§ Provided information

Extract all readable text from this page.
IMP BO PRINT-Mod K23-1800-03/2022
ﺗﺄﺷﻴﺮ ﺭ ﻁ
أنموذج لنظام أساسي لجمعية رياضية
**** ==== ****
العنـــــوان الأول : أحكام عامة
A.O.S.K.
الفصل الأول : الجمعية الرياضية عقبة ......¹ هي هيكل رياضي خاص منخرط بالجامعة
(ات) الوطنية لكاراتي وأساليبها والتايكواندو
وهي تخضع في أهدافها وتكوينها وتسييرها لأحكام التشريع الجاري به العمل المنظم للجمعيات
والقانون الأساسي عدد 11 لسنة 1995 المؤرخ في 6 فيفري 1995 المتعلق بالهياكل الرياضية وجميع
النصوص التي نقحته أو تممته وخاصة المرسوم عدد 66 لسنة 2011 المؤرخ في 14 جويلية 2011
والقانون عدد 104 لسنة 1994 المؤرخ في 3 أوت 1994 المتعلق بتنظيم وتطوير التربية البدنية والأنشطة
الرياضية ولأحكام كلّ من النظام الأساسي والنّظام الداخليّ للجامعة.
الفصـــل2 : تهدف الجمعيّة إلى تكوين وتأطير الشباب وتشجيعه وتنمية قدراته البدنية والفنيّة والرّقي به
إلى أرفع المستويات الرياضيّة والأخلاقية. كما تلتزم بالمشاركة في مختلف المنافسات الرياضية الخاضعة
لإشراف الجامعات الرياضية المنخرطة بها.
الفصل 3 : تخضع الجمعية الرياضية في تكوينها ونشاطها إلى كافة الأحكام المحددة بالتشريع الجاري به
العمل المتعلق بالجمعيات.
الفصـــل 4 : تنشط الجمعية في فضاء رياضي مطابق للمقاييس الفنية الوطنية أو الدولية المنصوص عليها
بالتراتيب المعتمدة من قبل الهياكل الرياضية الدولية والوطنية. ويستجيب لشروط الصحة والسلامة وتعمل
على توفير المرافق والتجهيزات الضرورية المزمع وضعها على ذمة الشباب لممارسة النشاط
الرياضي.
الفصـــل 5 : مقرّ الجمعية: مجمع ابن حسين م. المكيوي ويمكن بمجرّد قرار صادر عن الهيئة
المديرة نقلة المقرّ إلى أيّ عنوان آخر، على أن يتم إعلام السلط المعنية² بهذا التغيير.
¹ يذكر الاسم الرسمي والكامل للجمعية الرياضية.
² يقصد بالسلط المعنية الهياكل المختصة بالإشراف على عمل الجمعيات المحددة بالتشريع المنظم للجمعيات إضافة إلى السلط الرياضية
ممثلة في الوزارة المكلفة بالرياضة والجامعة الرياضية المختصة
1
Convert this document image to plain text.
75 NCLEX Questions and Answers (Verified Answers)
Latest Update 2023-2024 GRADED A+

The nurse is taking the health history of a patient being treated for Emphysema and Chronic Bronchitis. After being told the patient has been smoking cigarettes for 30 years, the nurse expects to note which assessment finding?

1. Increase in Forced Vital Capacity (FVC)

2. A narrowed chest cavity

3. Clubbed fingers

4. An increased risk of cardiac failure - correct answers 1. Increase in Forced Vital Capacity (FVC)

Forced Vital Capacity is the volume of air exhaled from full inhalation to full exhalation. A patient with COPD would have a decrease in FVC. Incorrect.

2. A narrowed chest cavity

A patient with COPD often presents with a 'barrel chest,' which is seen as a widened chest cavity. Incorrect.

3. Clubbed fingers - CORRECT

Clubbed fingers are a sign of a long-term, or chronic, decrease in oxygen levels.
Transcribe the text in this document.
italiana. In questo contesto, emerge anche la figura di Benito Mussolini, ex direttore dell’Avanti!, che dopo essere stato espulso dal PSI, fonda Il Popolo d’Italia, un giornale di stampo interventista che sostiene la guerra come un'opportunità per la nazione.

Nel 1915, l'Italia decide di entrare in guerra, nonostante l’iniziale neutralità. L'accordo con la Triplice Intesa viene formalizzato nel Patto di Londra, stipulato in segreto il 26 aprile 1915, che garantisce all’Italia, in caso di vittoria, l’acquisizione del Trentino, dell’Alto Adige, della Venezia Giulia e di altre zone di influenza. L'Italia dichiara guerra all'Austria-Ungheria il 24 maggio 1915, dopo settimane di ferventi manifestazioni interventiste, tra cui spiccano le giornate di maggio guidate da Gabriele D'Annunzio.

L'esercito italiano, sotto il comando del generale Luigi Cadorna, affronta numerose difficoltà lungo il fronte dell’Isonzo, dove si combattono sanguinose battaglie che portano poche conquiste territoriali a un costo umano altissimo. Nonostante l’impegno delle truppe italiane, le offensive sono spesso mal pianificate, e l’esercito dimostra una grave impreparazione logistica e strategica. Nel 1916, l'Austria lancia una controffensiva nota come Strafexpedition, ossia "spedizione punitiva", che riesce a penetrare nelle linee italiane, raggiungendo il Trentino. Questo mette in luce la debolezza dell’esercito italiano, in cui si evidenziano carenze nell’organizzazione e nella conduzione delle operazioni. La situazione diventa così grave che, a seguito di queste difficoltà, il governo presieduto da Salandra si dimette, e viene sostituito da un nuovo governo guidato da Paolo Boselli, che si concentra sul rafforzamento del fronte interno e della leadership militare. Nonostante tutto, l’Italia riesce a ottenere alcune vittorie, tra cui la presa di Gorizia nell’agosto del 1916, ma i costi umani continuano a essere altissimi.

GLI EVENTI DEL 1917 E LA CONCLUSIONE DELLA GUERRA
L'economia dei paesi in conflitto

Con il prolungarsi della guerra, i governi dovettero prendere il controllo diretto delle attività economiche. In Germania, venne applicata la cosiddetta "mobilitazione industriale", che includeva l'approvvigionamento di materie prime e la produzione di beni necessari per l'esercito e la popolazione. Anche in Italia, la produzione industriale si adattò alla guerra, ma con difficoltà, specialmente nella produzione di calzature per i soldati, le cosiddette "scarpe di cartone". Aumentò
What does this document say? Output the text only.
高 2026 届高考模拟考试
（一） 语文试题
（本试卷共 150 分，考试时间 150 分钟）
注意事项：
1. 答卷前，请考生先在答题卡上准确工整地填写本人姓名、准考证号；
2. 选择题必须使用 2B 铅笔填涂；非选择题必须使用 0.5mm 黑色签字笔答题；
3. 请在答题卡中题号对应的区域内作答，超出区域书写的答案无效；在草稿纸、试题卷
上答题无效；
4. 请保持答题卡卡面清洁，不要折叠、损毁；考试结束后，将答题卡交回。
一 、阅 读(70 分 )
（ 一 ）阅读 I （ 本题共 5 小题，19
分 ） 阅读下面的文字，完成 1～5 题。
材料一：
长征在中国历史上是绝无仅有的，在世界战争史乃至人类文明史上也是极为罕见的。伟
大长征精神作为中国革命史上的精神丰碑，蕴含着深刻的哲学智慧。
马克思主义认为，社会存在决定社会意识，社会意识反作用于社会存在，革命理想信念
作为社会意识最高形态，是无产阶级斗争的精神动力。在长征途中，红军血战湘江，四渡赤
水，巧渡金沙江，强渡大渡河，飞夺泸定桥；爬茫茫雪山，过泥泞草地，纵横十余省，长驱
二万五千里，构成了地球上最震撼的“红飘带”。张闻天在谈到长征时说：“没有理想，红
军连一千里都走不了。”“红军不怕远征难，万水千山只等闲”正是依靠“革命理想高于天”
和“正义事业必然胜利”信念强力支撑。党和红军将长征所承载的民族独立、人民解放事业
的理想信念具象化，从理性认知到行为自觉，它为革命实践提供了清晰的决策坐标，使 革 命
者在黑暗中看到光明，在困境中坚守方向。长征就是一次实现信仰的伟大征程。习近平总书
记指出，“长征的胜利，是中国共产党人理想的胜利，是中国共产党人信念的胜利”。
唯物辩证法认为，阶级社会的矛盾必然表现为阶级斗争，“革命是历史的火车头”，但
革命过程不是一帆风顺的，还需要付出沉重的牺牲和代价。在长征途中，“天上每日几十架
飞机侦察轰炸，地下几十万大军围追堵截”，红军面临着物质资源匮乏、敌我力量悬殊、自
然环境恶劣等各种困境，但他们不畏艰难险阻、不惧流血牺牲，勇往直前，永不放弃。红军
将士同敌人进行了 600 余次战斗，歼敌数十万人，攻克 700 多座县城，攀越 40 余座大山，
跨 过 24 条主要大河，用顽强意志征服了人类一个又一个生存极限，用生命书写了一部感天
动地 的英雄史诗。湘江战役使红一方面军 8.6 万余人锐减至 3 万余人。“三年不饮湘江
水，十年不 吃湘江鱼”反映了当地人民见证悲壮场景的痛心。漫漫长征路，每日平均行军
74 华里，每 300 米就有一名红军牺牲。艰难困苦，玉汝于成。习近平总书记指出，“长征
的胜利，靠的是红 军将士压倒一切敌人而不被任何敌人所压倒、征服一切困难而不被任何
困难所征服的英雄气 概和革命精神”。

§ Given instruction
Go through the entries above and copy every line containing "Clubbed".

§ Correct result
3. Clubbed fingers
3. Clubbed fingers - CORRECT
Clubbed fingers are a sign of a long-term, or chronic, decrease in oxygen levels.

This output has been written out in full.